● **DATA IN THIS EXERCISE**:
- - - - - - -

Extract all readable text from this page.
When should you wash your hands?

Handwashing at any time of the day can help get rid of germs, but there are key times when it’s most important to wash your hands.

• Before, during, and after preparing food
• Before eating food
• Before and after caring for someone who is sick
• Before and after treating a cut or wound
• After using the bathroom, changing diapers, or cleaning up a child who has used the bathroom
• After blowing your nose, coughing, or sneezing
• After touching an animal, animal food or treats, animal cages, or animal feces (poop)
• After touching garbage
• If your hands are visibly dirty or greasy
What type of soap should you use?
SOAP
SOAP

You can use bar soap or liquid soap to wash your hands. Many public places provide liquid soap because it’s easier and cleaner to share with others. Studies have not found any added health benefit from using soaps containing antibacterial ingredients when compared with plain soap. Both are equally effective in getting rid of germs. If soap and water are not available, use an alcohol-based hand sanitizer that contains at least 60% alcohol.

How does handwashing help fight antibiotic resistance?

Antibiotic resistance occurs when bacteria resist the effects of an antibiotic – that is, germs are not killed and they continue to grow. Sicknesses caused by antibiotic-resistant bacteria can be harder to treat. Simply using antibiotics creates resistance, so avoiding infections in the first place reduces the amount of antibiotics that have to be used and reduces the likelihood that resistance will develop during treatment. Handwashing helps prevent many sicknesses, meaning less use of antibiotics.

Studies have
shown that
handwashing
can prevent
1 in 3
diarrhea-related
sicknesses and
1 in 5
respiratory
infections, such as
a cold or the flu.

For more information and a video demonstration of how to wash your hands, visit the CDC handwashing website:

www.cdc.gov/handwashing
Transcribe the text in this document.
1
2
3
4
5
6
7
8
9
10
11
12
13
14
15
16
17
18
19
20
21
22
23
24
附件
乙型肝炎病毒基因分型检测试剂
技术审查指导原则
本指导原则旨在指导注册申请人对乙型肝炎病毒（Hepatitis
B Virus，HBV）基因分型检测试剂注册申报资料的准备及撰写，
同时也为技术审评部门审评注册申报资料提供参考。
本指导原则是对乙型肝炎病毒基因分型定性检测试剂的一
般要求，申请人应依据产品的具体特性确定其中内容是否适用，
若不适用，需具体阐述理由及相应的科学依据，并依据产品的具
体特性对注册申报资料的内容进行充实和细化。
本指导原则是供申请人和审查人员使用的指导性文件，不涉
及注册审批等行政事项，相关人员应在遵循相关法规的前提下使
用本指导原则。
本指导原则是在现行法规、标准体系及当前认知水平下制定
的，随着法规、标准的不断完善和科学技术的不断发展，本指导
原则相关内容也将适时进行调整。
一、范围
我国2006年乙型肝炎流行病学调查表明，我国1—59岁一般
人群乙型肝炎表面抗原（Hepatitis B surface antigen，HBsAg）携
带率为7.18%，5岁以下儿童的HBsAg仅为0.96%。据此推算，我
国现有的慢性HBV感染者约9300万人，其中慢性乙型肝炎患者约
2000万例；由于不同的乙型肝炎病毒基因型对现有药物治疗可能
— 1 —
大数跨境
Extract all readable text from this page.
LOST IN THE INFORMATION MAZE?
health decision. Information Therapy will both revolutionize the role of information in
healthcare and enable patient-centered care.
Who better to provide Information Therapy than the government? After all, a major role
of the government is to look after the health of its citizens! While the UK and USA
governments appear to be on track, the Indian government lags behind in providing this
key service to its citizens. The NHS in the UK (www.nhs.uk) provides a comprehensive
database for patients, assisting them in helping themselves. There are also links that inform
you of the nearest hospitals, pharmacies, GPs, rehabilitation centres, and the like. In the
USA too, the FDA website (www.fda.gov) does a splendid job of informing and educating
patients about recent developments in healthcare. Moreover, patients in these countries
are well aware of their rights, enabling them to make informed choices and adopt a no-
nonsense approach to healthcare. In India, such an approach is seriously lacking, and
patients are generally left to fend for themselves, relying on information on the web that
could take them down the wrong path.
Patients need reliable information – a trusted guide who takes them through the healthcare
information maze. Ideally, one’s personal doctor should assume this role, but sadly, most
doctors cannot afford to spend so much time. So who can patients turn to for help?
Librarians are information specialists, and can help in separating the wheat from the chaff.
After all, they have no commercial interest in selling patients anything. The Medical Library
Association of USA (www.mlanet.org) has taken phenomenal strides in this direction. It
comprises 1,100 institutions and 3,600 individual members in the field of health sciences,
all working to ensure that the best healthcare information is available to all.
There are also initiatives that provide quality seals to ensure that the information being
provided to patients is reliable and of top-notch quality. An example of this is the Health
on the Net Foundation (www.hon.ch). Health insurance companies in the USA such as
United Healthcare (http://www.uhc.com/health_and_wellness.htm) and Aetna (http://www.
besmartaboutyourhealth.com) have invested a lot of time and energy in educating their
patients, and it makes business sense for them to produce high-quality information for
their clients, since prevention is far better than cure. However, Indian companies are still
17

- - - - - - -

● **PROBLEM**:
Your answer should be a single number: how many lines of the material contain "better".

● **REPLY TO THE TASK**:
2